» Given task
Copy every line of the data in which the word "illustration" occurs.
- - - -
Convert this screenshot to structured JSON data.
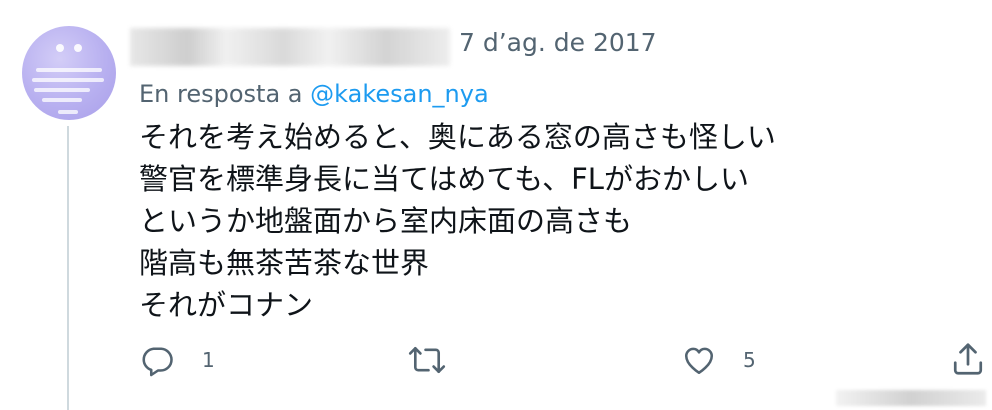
{
  "tweet": {
    "date": "7 d’ag. de 2017",
    "reply_prefix": "En resposta a",
    "reply_handle": "@kakesan_nya",
    "lines": [
      "それを考え始めると、奥にある窓の高さも怪しい",
      "警官を標準身長に当てはめても、FLがおかしい",
      "というか地盤面から室内床面の高さも",
      "階高も無茶苦茶な世界",
      "それがコナン"
    ]
  },
  "actions": {
    "reply": {
      "icon": "reply-icon",
      "count": "1"
    },
    "retweet": {
      "icon": "retweet-icon",
      "count": ""
    },
    "like": {
      "icon": "heart-icon",
      "count": "5"
    },
    "share": {
      "icon": "share-icon",
      "count": ""
    }
  },
  "colors": {
    "text": "#0f1419",
    "secondary": "#536471",
    "link": "#1d9bf0",
    "thread_line": "#cfd9de",
    "avatar": "#b8b0f0"
  }
}
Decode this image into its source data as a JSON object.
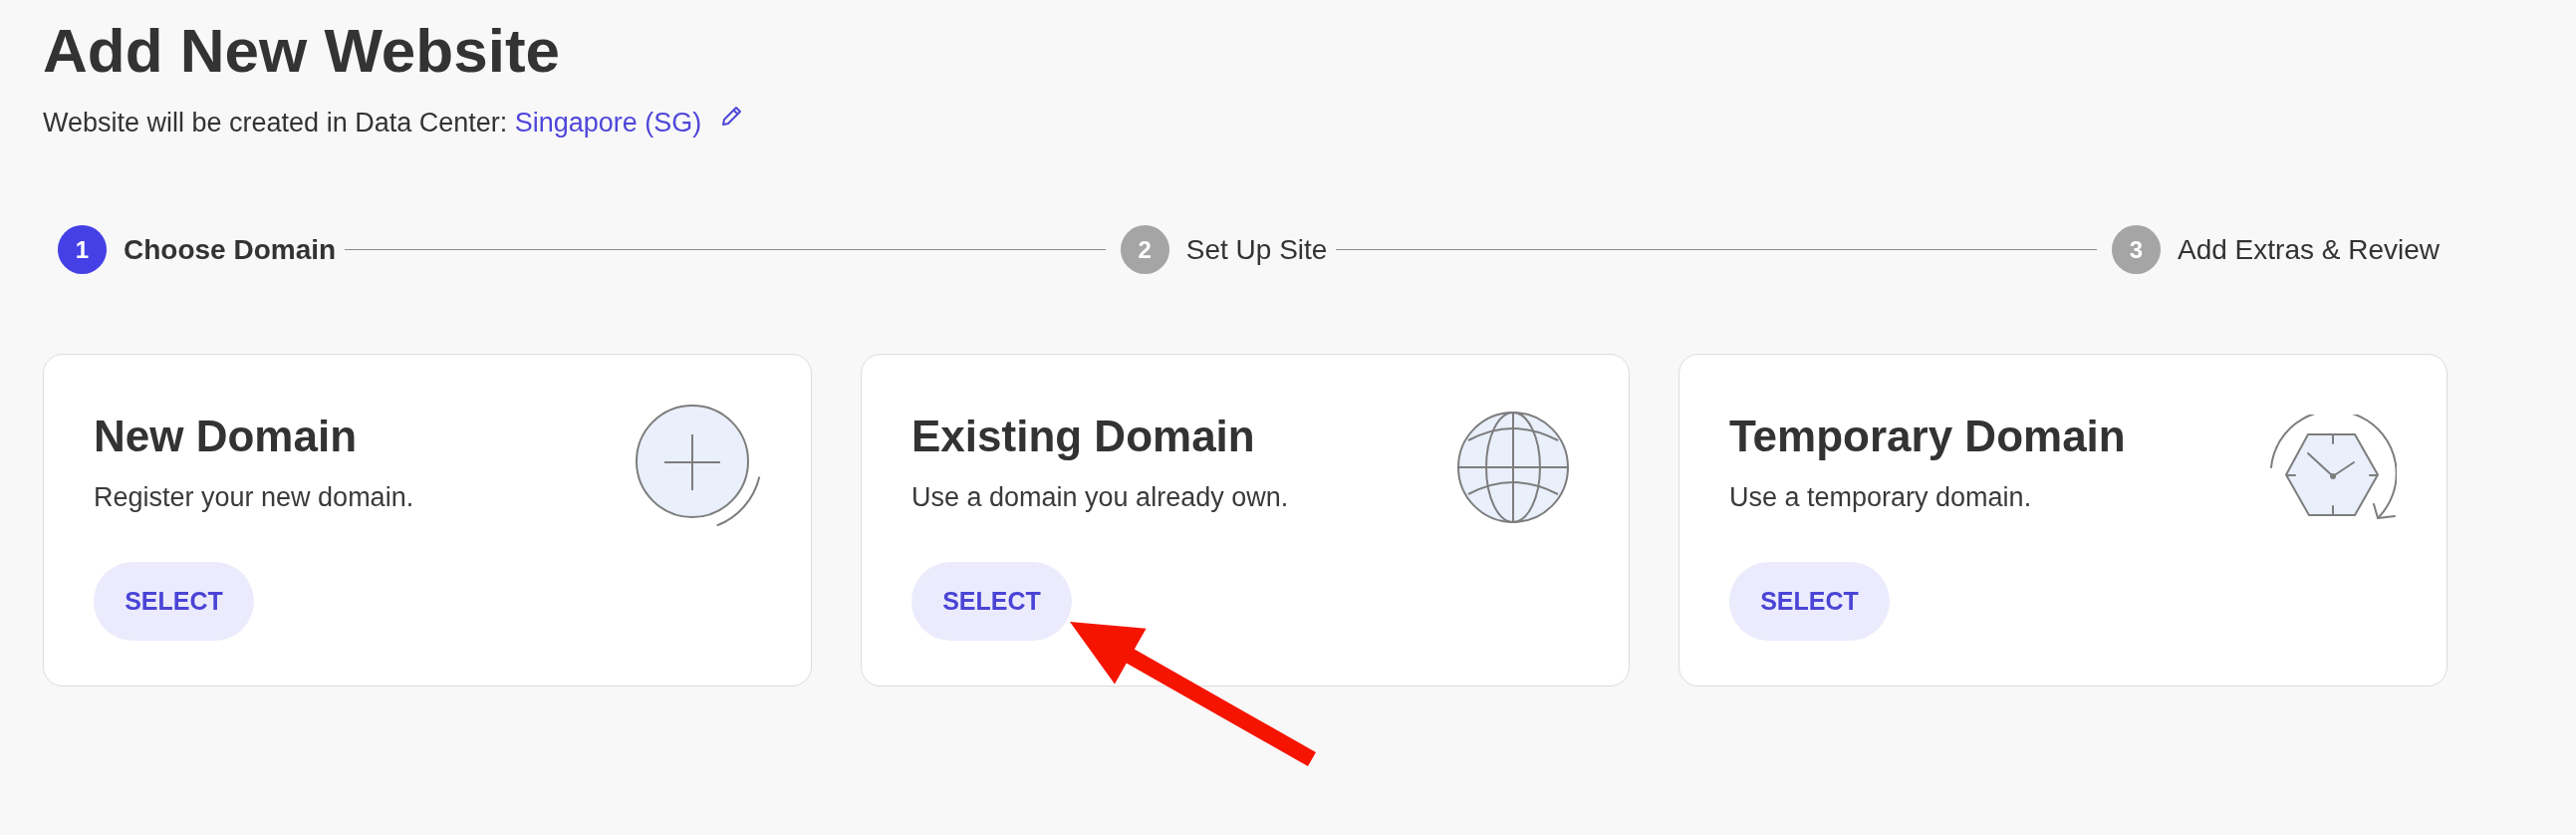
{
  "header": {
    "title": "Add New Website",
    "subtitle": "Website will be created in Data Center:",
    "data_center": "Singapore (SG)"
  },
  "steps": [
    {
      "number": "1",
      "label": "Choose Domain",
      "current": true
    },
    {
      "number": "2",
      "label": "Set Up Site",
      "current": false
    },
    {
      "number": "3",
      "label": "Add Extras & Review",
      "current": false
    }
  ],
  "cards": [
    {
      "kind": "new",
      "title": "New Domain",
      "description": "Register your new domain.",
      "button": "SELECT",
      "annotated": false
    },
    {
      "kind": "existing",
      "title": "Existing Domain",
      "description": "Use a domain you already own.",
      "button": "SELECT",
      "annotated": true
    },
    {
      "kind": "temporary",
      "title": "Temporary Domain",
      "description": "Use a temporary domain.",
      "button": "SELECT",
      "annotated": false
    }
  ]
}
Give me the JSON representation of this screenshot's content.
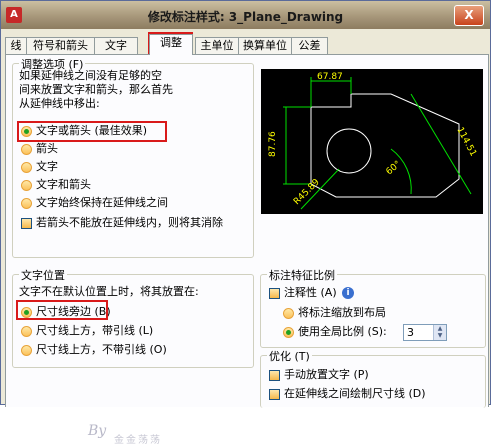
{
  "window": {
    "title": "修改标注样式: 3_Plane_Drawing",
    "close_label": "X",
    "app_icon_label": "A"
  },
  "tabs": [
    "线",
    "符号和箭头",
    "文字",
    "调整",
    "主单位",
    "换算单位",
    "公差"
  ],
  "active_tab": "调整",
  "fit_options": {
    "title": "调整选项 (F)",
    "description_lines": [
      "如果延伸线之间没有足够的空",
      "间来放置文字和箭头，那么首先",
      "从延伸线中移出:"
    ],
    "options": [
      {
        "label": "文字或箭头 (最佳效果)",
        "selected": true
      },
      {
        "label": "箭头",
        "selected": false
      },
      {
        "label": "文字",
        "selected": false
      },
      {
        "label": "文字和箭头",
        "selected": false
      },
      {
        "label": "文字始终保持在延伸线之间",
        "selected": false
      }
    ],
    "suppress_checkbox": {
      "label": "若箭头不能放在延伸线内，则将其消除",
      "checked": false
    }
  },
  "text_placement": {
    "title": "文字位置",
    "description": "文字不在默认位置上时，将其放置在:",
    "options": [
      {
        "label": "尺寸线旁边 (B)",
        "selected": true
      },
      {
        "label": "尺寸线上方，带引线 (L)",
        "selected": false
      },
      {
        "label": "尺寸线上方，不带引线 (O)",
        "selected": false
      }
    ]
  },
  "scale": {
    "title": "标注特征比例",
    "annotative": {
      "label": "注释性 (A)",
      "checked": false
    },
    "layout_option": {
      "label": "将标注缩放到布局",
      "selected": false
    },
    "overall_option": {
      "label": "使用全局比例 (S):",
      "selected": true
    },
    "overall_value": "3"
  },
  "fine_tuning": {
    "title": "优化 (T)",
    "manual": {
      "label": "手动放置文字 (P)",
      "checked": false
    },
    "draw_dim_line": {
      "label": "在延伸线之间绘制尺寸线 (D)",
      "checked": true
    }
  },
  "preview": {
    "dim_top": "67.87",
    "dim_left": "87.76",
    "dim_right": "114.51",
    "dim_angle": "60°",
    "dim_radius": "R45.89"
  },
  "watermark": {
    "text": "By",
    "sub": "金金荡荡"
  },
  "colors": {
    "highlight": "#d91a1a",
    "preview_bg": "#000000",
    "preview_dim": "#00e000",
    "preview_geom": "#ffffff",
    "preview_text": "#ffff00"
  }
}
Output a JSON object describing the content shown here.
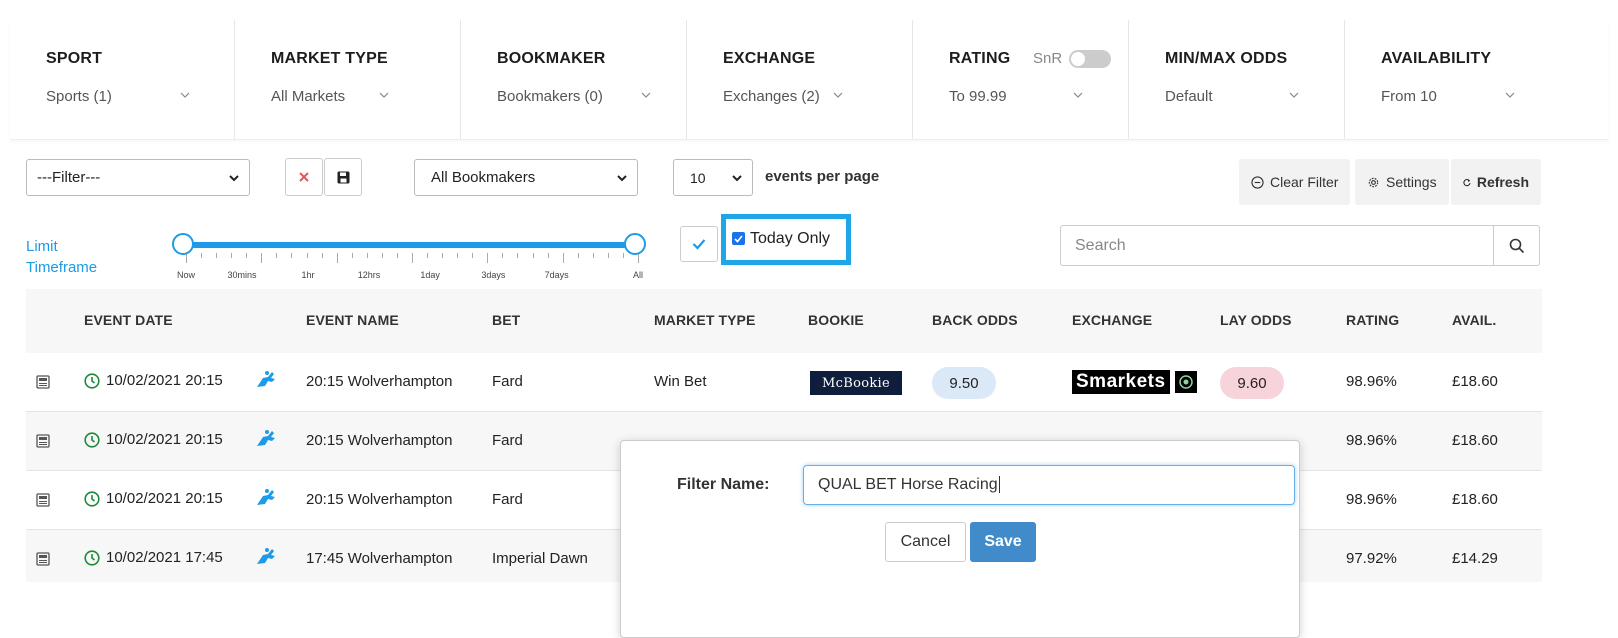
{
  "filters": {
    "sport": {
      "title": "SPORT",
      "value": "Sports (1)"
    },
    "market_type": {
      "title": "MARKET TYPE",
      "value": "All Markets"
    },
    "bookmaker": {
      "title": "BOOKMAKER",
      "value": "Bookmakers (0)"
    },
    "exchange": {
      "title": "EXCHANGE",
      "value": "Exchanges (2)"
    },
    "rating": {
      "title": "RATING",
      "snr_label": "SnR",
      "value": "To 99.99",
      "snr_enabled": false
    },
    "min_max_odds": {
      "title": "MIN/MAX ODDS",
      "value": "Default"
    },
    "availability": {
      "title": "AVAILABILITY",
      "value": "From 10"
    }
  },
  "controls": {
    "filter_select": "---Filter---",
    "bookmakers_select": "All Bookmakers",
    "per_page_select": "10",
    "per_page_label": "events per page",
    "clear_filter": "Clear Filter",
    "settings": "Settings",
    "refresh": "Refresh"
  },
  "timeframe": {
    "label_line1": "Limit",
    "label_line2": "Timeframe",
    "ticks": [
      "Now",
      "30mins",
      "1hr",
      "12hrs",
      "1day",
      "3days",
      "7days",
      "All"
    ],
    "range": [
      "Now",
      "All"
    ]
  },
  "today_only": {
    "label": "Today Only",
    "checked": true
  },
  "search": {
    "placeholder": "Search"
  },
  "table": {
    "headers": [
      "EVENT DATE",
      "EVENT NAME",
      "BET",
      "MARKET TYPE",
      "BOOKIE",
      "BACK ODDS",
      "EXCHANGE",
      "LAY ODDS",
      "RATING",
      "AVAIL."
    ],
    "rows": [
      {
        "date": "10/02/2021 20:15",
        "event": "20:15 Wolverhampton",
        "bet": "Fard",
        "market": "Win Bet",
        "bookie": "McBookie",
        "back": "9.50",
        "exchange": "Smarkets",
        "lay": "9.60",
        "rating": "98.96%",
        "avail": "£18.60"
      },
      {
        "date": "10/02/2021 20:15",
        "event": "20:15 Wolverhampton",
        "bet": "Fard",
        "rating": "98.96%",
        "avail": "£18.60"
      },
      {
        "date": "10/02/2021 20:15",
        "event": "20:15 Wolverhampton",
        "bet": "Fard",
        "rating": "98.96%",
        "avail": "£18.60"
      },
      {
        "date": "10/02/2021 17:45",
        "event": "17:45 Wolverhampton",
        "bet": "Imperial Dawn",
        "rating": "97.92%",
        "avail": "£14.29"
      }
    ]
  },
  "modal": {
    "label": "Filter Name:",
    "value": "QUAL BET Horse Racing",
    "cancel": "Cancel",
    "save": "Save"
  },
  "colors": {
    "accent": "#1e9be8",
    "back_odds": "#dbe8f8",
    "lay_odds": "#f7d3da",
    "save": "#428bca"
  }
}
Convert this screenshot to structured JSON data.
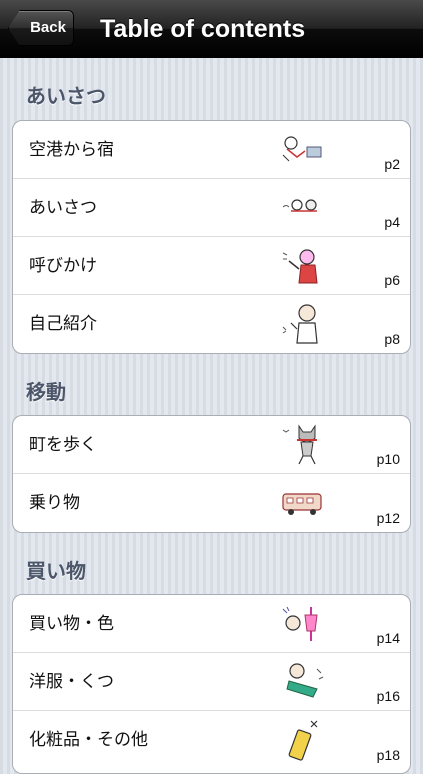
{
  "navbar": {
    "back_label": "Back",
    "title": "Table of contents"
  },
  "sections": [
    {
      "header": "あいさつ",
      "items": [
        {
          "title": "空港から宿",
          "page": "p2",
          "icon": "airport-illustration-icon"
        },
        {
          "title": "あいさつ",
          "page": "p4",
          "icon": "greeting-illustration-icon"
        },
        {
          "title": "呼びかけ",
          "page": "p6",
          "icon": "calling-illustration-icon"
        },
        {
          "title": "自己紹介",
          "page": "p8",
          "icon": "introduction-illustration-icon"
        }
      ]
    },
    {
      "header": "移動",
      "items": [
        {
          "title": "町を歩く",
          "page": "p10",
          "icon": "walking-cat-illustration-icon"
        },
        {
          "title": "乗り物",
          "page": "p12",
          "icon": "bus-illustration-icon"
        }
      ]
    },
    {
      "header": "買い物",
      "items": [
        {
          "title": "買い物・色",
          "page": "p14",
          "icon": "shopping-illustration-icon"
        },
        {
          "title": "洋服・くつ",
          "page": "p16",
          "icon": "clothes-illustration-icon"
        },
        {
          "title": "化粧品・その他",
          "page": "p18",
          "icon": "cosmetics-illustration-icon"
        }
      ]
    }
  ]
}
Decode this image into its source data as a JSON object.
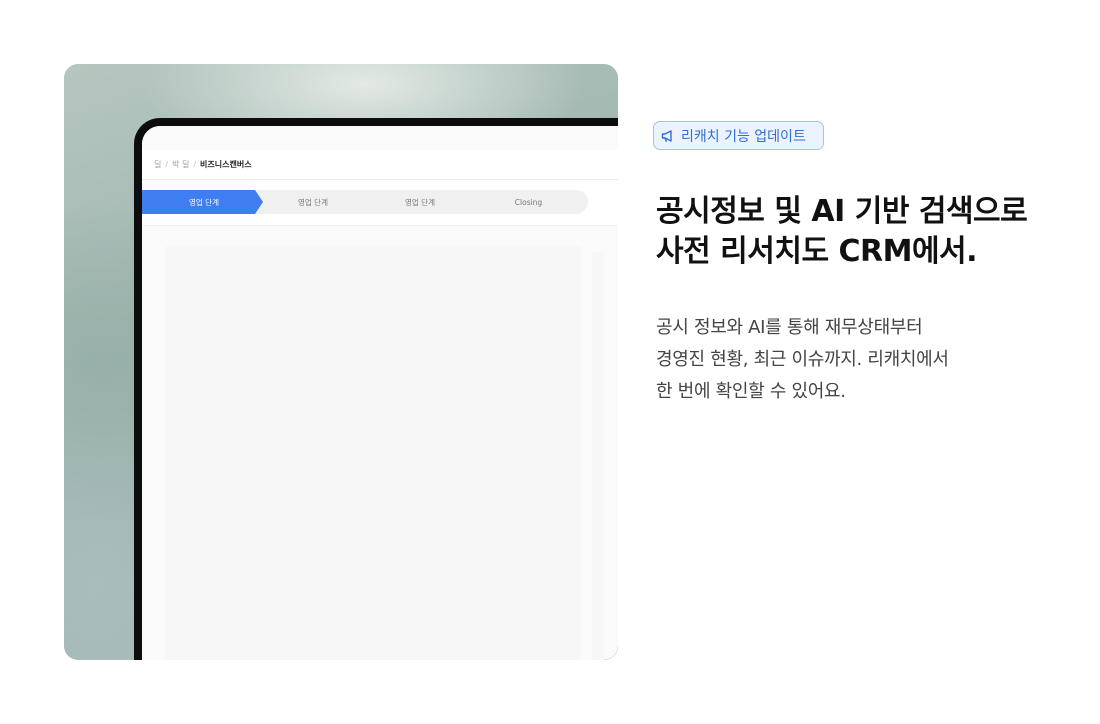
{
  "breadcrumb": {
    "items": [
      "딜",
      "박 딜",
      "비즈니스캔버스"
    ],
    "separator": "/"
  },
  "pipeline": {
    "steps": [
      {
        "label": "영업 단계",
        "active": true
      },
      {
        "label": "영업 단계",
        "active": false
      },
      {
        "label": "영업 단계",
        "active": false
      },
      {
        "label": "Closing",
        "active": false
      }
    ],
    "active_color": "#3f7ef0",
    "inactive_color": "#f0f0f0"
  },
  "badge": {
    "icon": "megaphone-icon",
    "label": "리캐치 기능 업데이트"
  },
  "headline": {
    "line1": "공시정보 및 AI 기반 검색으로",
    "line2": "사전 리서치도 CRM에서."
  },
  "description": {
    "line1": "공시 정보와 AI를 통해 재무상태부터",
    "line2": "경영진 현황, 최근 이슈까지. 리캐치에서",
    "line3": "한 번에 확인할 수 있어요."
  }
}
- - - -
» Exercise result
          "icon": "airport-illustration-icon"
          "icon": "greeting-illustration-icon"
          "icon": "calling-illustration-icon"
          "icon": "introduction-illustration-icon"
          "icon": "walking-cat-illustration-icon"
          "icon": "bus-illustration-icon"
          "icon": "shopping-illustration-icon"
          "icon": "clothes-illustration-icon"
          "icon": "cosmetics-illustration-icon"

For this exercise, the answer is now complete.